··· Record excerpts

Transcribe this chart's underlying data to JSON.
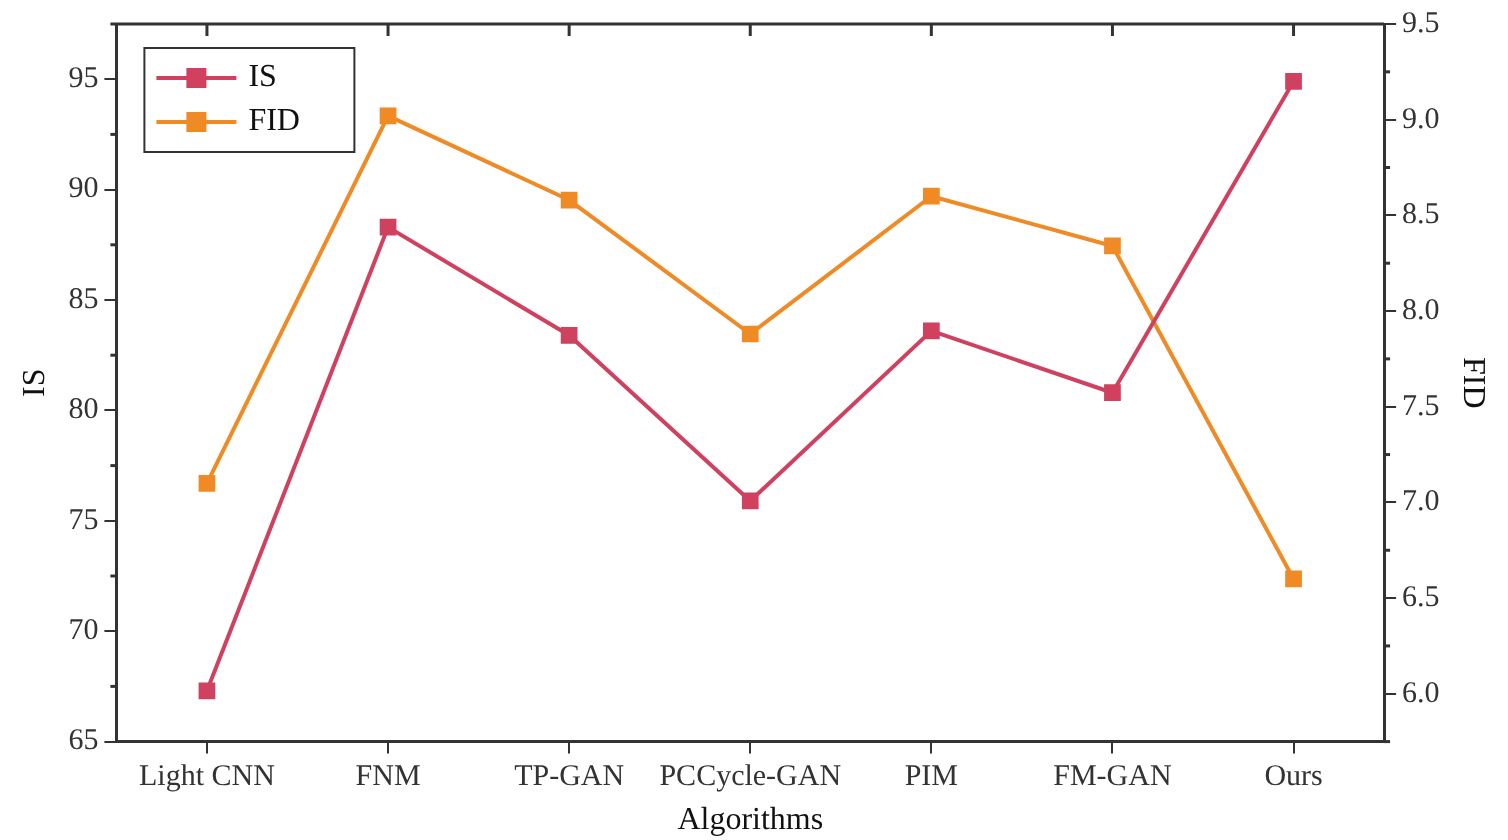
{
  "chart_data": {
    "type": "line",
    "xlabel": "Algorithms",
    "ylabel": "IS",
    "y2label": "FID",
    "categories": [
      "Light CNN",
      "FNM",
      "TP-GAN",
      "PCCycle-GAN",
      "PIM",
      "FM-GAN",
      "Ours"
    ],
    "series": [
      {
        "name": "IS",
        "color": "#d0415f",
        "values": [
          67.3,
          88.3,
          83.4,
          75.9,
          83.6,
          80.8,
          94.9
        ]
      },
      {
        "name": "FID",
        "color": "#f08a24",
        "axis": "y2",
        "values": [
          7.1,
          9.02,
          8.58,
          7.88,
          8.6,
          8.34,
          6.6
        ]
      }
    ],
    "ylim": [
      65,
      97.5
    ],
    "yticks": [
      65,
      70,
      75,
      80,
      85,
      90,
      95
    ],
    "y2lim": [
      5.75,
      9.5
    ],
    "y2ticks": [
      {
        "value": 6,
        "label": "6.0"
      },
      {
        "value": 6.5,
        "label": "6.5"
      },
      {
        "value": 7,
        "label": "7.0"
      },
      {
        "value": 7.5,
        "label": "7.5"
      },
      {
        "value": 8,
        "label": "8.0"
      },
      {
        "value": 8.5,
        "label": "8.5"
      },
      {
        "value": 9,
        "label": "9.0"
      },
      {
        "value": 9.5,
        "label": "9.5"
      }
    ],
    "grid": false,
    "legend": "top left",
    "marker": "square",
    "line_style": "solid"
  }
}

······

> **Set task**: Output the entries above exactly, without their pictures.

> **Answer below**:
Transcribe this chart's underlying data to JSON.
{
  "chart_data": {
    "type": "line",
    "xlabel": "Algorithms",
    "ylabel": "IS",
    "y2label": "FID",
    "categories": [
      "Light CNN",
      "FNM",
      "TP-GAN",
      "PCCycle-GAN",
      "PIM",
      "FM-GAN",
      "Ours"
    ],
    "series": [
      {
        "name": "IS",
        "color": "#d0415f",
        "values": [
          67.3,
          88.3,
          83.4,
          75.9,
          83.6,
          80.8,
          94.9
        ]
      },
      {
        "name": "FID",
        "color": "#f08a24",
        "axis": "y2",
        "values": [
          7.1,
          9.02,
          8.58,
          7.88,
          8.6,
          8.34,
          6.6
        ]
      }
    ],
    "ylim": [
      65,
      97.5
    ],
    "yticks": [
      65,
      70,
      75,
      80,
      85,
      90,
      95
    ],
    "y2lim": [
      5.75,
      9.5
    ],
    "y2ticks": [
      {
        "value": 6,
        "label": "6.0"
      },
      {
        "value": 6.5,
        "label": "6.5"
      },
      {
        "value": 7,
        "label": "7.0"
      },
      {
        "value": 7.5,
        "label": "7.5"
      },
      {
        "value": 8,
        "label": "8.0"
      },
      {
        "value": 8.5,
        "label": "8.5"
      },
      {
        "value": 9,
        "label": "9.0"
      },
      {
        "value": 9.5,
        "label": "9.5"
      }
    ],
    "grid": false,
    "legend": "top left",
    "marker": "square",
    "line_style": "solid"
  }
}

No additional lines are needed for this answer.